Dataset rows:
------------------------------------------------------------

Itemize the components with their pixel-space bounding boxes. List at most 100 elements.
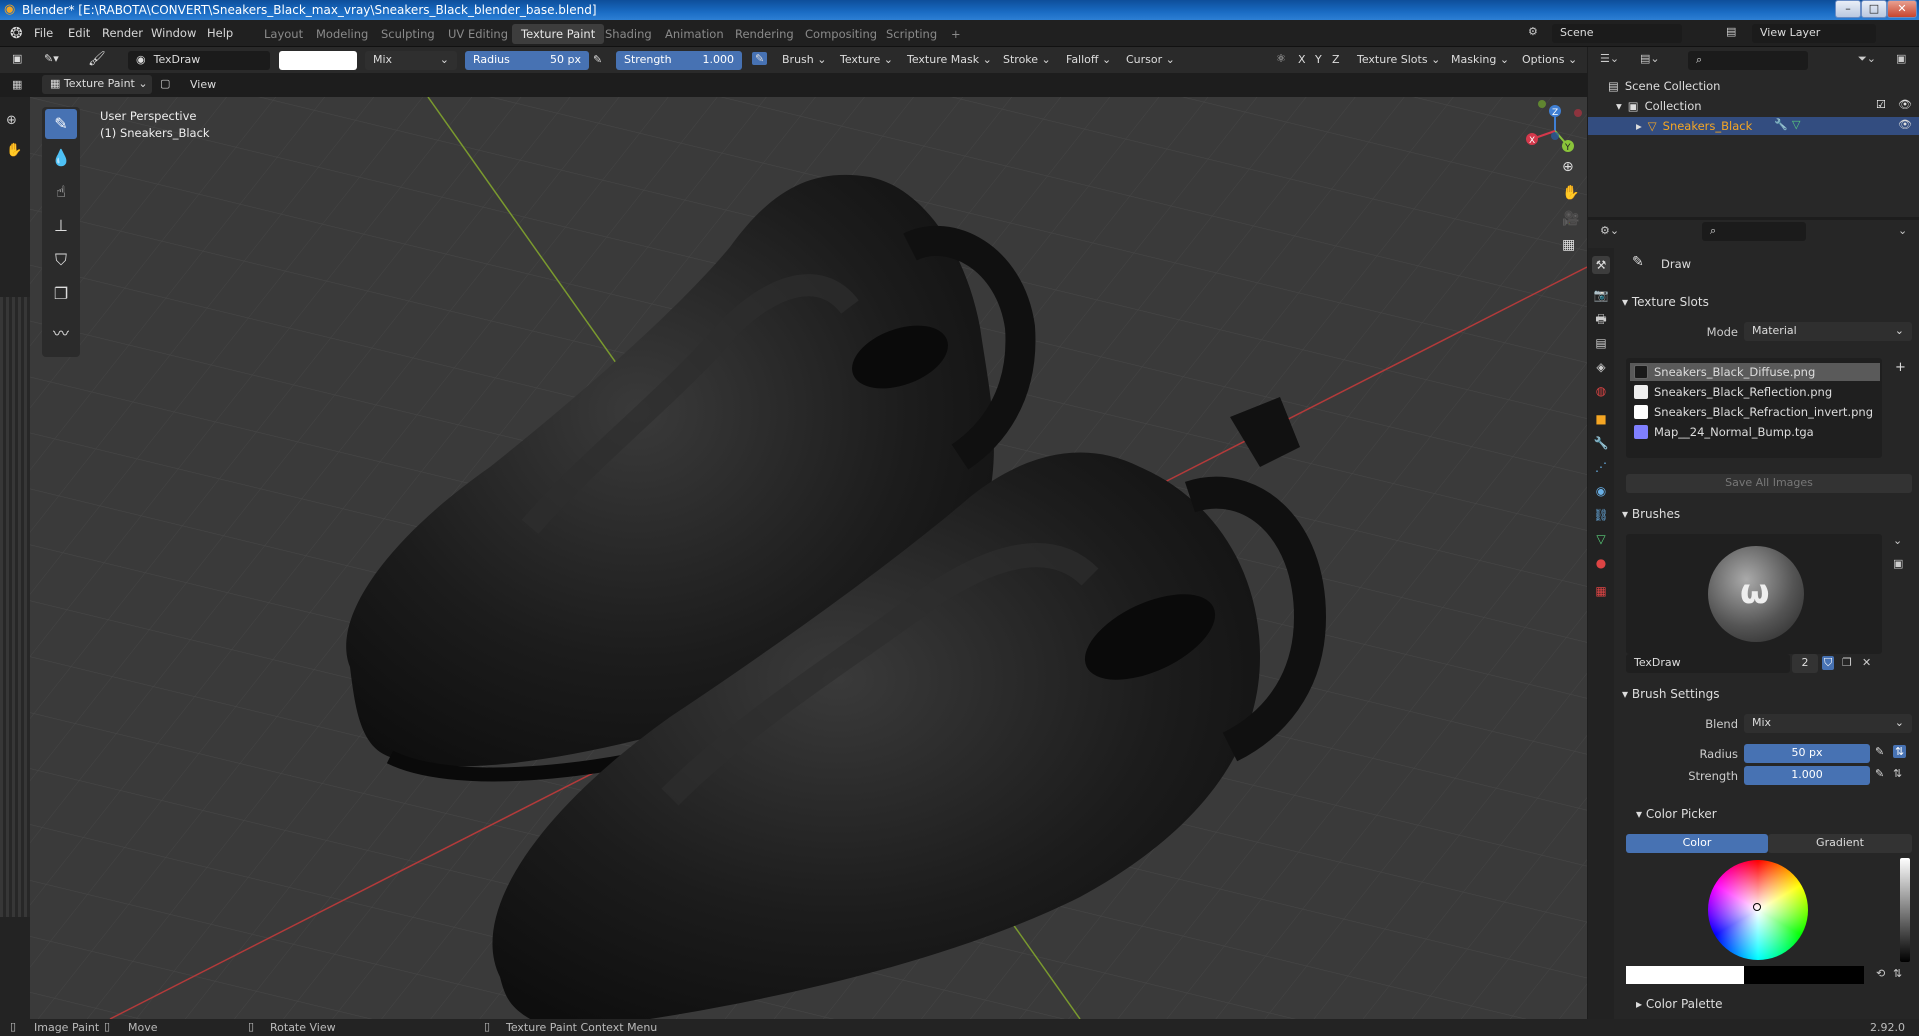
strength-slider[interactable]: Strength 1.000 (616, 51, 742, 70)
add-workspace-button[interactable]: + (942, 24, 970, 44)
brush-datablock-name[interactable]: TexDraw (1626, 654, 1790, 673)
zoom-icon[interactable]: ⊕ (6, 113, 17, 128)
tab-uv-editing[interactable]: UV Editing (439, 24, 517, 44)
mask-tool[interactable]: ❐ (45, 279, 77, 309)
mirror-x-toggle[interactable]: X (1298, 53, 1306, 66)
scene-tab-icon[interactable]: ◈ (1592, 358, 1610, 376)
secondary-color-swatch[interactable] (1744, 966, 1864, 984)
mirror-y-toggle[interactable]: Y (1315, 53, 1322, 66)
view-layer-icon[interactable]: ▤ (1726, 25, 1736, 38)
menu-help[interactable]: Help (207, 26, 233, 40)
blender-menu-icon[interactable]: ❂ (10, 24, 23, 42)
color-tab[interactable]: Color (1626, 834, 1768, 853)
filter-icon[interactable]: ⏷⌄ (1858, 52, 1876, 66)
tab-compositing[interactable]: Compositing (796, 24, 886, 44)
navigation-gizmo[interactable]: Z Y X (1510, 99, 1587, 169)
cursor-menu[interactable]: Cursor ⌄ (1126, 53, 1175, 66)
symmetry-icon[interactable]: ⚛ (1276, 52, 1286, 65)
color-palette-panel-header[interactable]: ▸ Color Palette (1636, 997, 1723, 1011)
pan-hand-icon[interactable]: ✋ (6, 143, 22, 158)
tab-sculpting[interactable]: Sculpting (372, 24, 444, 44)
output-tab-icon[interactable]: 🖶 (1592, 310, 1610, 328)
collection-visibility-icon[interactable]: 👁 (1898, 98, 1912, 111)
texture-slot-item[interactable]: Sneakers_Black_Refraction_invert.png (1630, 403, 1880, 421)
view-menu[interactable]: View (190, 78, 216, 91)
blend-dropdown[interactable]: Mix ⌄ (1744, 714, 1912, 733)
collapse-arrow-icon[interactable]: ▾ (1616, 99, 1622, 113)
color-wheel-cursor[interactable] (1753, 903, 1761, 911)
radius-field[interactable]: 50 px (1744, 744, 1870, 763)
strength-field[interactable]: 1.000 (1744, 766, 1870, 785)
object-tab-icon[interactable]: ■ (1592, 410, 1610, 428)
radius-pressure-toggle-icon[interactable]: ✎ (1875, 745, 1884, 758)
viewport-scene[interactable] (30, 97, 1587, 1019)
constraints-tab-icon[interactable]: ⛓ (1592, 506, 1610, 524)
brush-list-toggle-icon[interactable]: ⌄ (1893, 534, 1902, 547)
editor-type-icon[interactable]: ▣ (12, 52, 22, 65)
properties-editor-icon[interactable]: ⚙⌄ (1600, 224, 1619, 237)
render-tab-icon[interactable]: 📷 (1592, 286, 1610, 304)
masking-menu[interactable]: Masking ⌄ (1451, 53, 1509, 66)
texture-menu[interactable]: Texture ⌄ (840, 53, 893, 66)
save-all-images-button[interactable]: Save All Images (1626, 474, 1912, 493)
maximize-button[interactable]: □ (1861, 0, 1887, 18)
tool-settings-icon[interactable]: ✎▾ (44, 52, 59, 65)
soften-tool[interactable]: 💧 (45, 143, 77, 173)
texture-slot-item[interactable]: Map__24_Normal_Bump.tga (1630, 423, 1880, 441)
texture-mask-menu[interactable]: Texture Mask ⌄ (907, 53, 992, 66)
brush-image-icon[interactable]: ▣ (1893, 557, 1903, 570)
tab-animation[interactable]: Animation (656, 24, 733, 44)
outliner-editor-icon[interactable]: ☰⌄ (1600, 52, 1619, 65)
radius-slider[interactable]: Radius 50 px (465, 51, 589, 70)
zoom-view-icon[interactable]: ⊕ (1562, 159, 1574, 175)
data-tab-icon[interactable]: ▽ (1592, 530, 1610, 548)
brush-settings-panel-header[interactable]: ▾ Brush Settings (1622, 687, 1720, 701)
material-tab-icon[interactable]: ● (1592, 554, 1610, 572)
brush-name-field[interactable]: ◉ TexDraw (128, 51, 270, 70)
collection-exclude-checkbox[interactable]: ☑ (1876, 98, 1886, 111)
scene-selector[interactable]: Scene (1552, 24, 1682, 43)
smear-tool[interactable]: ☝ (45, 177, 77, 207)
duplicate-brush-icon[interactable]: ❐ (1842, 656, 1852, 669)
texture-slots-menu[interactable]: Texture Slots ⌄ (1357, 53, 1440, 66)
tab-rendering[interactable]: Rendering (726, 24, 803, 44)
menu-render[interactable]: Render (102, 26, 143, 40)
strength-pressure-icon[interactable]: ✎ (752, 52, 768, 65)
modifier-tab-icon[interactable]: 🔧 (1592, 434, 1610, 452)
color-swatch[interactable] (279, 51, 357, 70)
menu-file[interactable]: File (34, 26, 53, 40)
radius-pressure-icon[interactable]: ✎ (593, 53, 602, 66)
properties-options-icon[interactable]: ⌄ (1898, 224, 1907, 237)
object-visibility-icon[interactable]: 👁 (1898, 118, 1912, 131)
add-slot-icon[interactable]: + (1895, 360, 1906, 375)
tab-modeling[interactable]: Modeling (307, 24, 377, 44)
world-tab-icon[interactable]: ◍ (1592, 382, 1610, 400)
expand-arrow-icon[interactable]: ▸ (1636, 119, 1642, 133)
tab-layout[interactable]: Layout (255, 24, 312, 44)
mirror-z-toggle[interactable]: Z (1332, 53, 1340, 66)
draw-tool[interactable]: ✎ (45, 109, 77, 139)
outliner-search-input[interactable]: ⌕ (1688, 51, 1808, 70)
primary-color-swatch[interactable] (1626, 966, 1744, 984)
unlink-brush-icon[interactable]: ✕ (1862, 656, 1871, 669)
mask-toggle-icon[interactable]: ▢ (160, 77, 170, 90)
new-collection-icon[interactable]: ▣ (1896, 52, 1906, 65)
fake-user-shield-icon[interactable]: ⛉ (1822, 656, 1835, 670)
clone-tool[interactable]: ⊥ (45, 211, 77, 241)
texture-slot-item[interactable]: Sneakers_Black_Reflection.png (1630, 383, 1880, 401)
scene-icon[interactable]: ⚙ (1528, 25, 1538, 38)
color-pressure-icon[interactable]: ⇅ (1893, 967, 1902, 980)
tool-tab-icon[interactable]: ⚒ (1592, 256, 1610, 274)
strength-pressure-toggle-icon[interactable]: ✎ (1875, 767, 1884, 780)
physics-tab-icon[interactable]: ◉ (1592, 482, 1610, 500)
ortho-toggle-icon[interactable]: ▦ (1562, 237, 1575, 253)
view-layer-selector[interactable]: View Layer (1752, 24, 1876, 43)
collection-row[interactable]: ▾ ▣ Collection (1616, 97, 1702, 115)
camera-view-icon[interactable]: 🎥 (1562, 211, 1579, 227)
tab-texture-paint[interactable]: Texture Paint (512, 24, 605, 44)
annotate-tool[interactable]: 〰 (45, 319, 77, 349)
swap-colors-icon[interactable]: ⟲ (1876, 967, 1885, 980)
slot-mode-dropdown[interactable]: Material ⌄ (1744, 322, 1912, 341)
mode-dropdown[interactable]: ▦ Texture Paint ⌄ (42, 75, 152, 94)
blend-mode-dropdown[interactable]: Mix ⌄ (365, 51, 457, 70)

------------------------------------------------------------

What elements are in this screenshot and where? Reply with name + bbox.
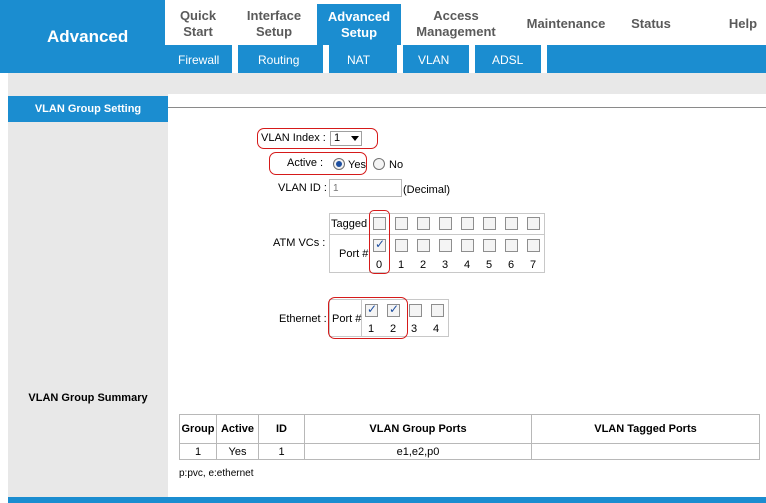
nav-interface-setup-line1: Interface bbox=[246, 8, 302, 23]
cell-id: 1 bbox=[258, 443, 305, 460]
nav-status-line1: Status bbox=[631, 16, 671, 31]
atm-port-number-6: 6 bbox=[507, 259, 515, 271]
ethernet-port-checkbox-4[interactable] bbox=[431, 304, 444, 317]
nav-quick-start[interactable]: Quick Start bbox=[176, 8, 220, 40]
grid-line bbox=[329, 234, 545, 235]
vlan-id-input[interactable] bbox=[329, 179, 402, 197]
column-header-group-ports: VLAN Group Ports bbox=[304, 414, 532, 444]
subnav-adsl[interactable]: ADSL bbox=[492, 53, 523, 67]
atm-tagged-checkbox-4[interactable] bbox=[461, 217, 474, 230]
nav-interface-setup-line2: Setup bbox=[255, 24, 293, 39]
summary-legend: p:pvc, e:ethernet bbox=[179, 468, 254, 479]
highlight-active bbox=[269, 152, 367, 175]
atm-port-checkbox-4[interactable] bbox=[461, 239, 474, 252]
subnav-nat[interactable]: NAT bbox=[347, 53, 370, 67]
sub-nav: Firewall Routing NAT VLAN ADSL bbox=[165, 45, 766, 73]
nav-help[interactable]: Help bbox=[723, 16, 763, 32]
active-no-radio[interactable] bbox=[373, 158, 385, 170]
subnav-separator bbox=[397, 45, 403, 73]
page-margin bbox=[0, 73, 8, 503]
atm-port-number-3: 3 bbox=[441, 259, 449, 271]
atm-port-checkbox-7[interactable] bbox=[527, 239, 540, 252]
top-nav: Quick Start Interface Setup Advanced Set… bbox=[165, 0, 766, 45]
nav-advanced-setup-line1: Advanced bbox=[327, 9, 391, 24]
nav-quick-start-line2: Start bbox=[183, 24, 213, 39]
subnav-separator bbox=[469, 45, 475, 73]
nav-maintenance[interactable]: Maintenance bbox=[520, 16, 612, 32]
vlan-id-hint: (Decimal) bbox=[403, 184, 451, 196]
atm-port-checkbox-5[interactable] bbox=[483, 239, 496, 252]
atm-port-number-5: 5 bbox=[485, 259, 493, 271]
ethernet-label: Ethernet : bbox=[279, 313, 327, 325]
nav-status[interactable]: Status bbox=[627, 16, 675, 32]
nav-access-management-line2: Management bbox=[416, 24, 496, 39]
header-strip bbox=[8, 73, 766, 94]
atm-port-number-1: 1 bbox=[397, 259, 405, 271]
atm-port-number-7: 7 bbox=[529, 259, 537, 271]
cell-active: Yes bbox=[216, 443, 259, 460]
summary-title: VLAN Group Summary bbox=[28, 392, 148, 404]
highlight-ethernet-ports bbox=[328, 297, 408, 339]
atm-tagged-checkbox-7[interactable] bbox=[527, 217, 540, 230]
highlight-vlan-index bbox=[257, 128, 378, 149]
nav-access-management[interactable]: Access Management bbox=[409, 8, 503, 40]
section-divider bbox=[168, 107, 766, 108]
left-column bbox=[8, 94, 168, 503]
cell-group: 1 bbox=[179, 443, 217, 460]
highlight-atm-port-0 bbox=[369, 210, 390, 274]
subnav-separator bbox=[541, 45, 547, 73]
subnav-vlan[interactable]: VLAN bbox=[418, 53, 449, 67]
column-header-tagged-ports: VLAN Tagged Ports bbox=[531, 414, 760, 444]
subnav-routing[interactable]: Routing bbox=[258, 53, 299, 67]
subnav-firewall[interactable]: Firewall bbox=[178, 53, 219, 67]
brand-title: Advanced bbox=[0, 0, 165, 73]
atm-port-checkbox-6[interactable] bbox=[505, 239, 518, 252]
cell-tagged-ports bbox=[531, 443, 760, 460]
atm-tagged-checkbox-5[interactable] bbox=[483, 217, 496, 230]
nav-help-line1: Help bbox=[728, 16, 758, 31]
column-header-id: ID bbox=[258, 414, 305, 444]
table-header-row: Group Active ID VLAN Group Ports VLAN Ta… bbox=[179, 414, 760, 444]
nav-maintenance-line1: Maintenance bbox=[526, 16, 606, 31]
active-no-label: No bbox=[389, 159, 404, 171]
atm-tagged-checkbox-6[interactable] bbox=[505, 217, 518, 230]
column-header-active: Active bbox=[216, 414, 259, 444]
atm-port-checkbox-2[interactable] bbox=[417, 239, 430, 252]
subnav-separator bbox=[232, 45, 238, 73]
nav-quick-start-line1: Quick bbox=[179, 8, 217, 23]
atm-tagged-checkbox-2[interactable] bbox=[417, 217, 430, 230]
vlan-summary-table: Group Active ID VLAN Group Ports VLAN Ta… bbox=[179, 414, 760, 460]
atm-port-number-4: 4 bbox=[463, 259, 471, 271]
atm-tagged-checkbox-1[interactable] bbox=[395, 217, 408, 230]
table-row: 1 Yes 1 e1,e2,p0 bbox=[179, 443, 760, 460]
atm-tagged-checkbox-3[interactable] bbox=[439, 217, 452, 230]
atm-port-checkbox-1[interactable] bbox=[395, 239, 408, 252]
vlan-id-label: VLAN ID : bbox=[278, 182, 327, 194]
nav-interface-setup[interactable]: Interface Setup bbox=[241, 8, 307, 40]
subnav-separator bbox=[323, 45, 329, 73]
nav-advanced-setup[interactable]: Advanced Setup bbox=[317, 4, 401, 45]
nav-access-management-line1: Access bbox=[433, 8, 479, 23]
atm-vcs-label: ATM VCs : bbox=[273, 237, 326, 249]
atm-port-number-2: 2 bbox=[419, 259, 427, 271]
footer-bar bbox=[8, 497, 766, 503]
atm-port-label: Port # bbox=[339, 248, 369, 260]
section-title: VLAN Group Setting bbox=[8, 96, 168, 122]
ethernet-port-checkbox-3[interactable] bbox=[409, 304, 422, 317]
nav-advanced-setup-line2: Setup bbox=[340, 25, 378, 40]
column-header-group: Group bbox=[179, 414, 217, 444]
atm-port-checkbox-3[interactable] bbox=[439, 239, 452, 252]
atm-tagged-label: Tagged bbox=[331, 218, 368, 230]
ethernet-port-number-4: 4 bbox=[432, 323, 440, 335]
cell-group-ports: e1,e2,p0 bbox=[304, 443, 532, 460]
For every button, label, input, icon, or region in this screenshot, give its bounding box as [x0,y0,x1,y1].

------------------------------------------------------------

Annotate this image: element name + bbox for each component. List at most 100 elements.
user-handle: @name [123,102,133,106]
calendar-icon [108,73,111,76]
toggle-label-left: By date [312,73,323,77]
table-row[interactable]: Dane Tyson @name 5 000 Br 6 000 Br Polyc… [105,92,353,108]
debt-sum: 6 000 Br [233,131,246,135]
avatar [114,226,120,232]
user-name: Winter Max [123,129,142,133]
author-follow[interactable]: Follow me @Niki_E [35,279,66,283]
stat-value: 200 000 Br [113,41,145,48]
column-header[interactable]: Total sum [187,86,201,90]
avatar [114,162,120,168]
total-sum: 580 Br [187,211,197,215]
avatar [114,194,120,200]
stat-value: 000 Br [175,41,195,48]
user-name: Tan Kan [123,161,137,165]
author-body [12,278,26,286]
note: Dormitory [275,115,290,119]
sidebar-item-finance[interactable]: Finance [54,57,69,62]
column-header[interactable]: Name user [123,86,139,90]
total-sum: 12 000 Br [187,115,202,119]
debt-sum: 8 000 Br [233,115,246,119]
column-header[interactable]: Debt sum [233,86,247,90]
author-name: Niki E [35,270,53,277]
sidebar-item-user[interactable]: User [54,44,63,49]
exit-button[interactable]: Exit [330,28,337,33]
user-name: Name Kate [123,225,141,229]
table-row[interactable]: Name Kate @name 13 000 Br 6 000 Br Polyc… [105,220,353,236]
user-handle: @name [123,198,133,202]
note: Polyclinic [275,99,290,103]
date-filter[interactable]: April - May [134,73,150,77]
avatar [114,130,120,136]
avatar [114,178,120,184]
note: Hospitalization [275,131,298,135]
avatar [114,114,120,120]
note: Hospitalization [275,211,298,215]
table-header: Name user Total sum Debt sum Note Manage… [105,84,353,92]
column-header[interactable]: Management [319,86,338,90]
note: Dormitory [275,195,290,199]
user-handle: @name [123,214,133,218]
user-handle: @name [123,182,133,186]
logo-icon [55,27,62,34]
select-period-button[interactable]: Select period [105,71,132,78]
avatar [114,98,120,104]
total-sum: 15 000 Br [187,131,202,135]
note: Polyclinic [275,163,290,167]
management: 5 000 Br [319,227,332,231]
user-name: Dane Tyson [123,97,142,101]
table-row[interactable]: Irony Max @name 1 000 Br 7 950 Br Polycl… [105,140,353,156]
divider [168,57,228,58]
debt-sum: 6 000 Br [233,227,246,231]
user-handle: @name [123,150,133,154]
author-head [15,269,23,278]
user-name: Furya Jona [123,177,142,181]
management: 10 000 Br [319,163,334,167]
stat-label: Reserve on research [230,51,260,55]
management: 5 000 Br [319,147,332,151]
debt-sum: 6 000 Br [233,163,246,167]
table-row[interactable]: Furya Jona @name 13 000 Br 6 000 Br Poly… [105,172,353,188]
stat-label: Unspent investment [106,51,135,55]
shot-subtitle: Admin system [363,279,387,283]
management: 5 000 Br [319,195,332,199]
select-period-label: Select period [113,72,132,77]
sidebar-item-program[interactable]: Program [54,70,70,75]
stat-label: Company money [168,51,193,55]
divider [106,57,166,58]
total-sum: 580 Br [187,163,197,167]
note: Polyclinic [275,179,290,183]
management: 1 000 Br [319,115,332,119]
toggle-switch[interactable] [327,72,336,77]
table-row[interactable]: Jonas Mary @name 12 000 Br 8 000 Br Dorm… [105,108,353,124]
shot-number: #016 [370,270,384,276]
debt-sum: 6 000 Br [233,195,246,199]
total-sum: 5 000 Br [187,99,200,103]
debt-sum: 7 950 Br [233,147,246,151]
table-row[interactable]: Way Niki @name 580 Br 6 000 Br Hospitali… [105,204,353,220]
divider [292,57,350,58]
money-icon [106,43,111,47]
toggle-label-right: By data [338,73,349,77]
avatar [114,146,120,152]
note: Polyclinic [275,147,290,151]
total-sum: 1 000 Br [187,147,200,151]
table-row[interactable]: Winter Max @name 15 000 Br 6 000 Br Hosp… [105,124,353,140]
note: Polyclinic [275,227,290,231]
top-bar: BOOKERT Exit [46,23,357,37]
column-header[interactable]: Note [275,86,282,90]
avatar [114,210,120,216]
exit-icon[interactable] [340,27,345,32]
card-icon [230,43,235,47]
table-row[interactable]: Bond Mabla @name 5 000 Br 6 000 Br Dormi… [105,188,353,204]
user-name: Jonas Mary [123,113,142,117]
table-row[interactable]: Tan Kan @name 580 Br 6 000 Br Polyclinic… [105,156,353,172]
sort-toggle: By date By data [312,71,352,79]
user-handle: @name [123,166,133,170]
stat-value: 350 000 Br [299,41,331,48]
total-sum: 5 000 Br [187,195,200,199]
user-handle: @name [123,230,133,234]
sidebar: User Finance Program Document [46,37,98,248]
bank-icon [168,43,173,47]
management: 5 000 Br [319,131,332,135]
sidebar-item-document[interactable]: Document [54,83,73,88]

------------------------------------------------------------

Requirement: Reproduce the part of the material that opens with the line containing "nav-interface-setup-line1: Interface bbox=[246, 8, 302, 23]" and closes with the line containing "atm-tagged-checkbox-7[interactable] bbox=[527, 217, 540, 230]", substituting "divider" for every "separator" and leaving everything else unchanged.

Written answer:
nav-interface-setup-line1: Interface bbox=[246, 8, 302, 23]
cell-id: 1 bbox=[258, 443, 305, 460]
nav-status-line1: Status bbox=[631, 16, 671, 31]
atm-port-number-6: 6 bbox=[507, 259, 515, 271]
ethernet-port-checkbox-4[interactable] bbox=[431, 304, 444, 317]
nav-quick-start[interactable]: Quick Start bbox=[176, 8, 220, 40]
grid-line bbox=[329, 234, 545, 235]
vlan-id-input[interactable] bbox=[329, 179, 402, 197]
column-header-group-ports: VLAN Group Ports bbox=[304, 414, 532, 444]
subnav-adsl[interactable]: ADSL bbox=[492, 53, 523, 67]
atm-tagged-checkbox-4[interactable] bbox=[461, 217, 474, 230]
nav-interface-setup-line2: Setup bbox=[255, 24, 293, 39]
summary-legend: p:pvc, e:ethernet bbox=[179, 468, 254, 479]
highlight-active bbox=[269, 152, 367, 175]
atm-port-checkbox-4[interactable] bbox=[461, 239, 474, 252]
subnav-nat[interactable]: NAT bbox=[347, 53, 370, 67]
sub-nav: Firewall Routing NAT VLAN ADSL bbox=[165, 45, 766, 73]
nav-help[interactable]: Help bbox=[723, 16, 763, 32]
active-no-radio[interactable] bbox=[373, 158, 385, 170]
subnav-divider bbox=[397, 45, 403, 73]
page-margin bbox=[0, 73, 8, 503]
atm-port-number-3: 3 bbox=[441, 259, 449, 271]
atm-port-checkbox-7[interactable] bbox=[527, 239, 540, 252]
top-nav: Quick Start Interface Setup Advanced Set… bbox=[165, 0, 766, 45]
nav-advanced-setup-line1: Advanced bbox=[327, 9, 391, 24]
nav-quick-start-line2: Start bbox=[183, 24, 213, 39]
subnav-divider bbox=[469, 45, 475, 73]
nav-maintenance[interactable]: Maintenance bbox=[520, 16, 612, 32]
vlan-id-hint: (Decimal) bbox=[403, 184, 451, 196]
atm-port-checkbox-5[interactable] bbox=[483, 239, 496, 252]
atm-port-number-5: 5 bbox=[485, 259, 493, 271]
ethernet-label: Ethernet : bbox=[279, 313, 327, 325]
nav-status[interactable]: Status bbox=[627, 16, 675, 32]
nav-access-management-line2: Management bbox=[416, 24, 496, 39]
header-strip bbox=[8, 73, 766, 94]
atm-port-number-1: 1 bbox=[397, 259, 405, 271]
atm-port-number-7: 7 bbox=[529, 259, 537, 271]
cell-active: Yes bbox=[216, 443, 259, 460]
summary-title: VLAN Group Summary bbox=[28, 392, 148, 404]
highlight-ethernet-ports bbox=[328, 297, 408, 339]
atm-tagged-checkbox-7[interactable] bbox=[527, 217, 540, 230]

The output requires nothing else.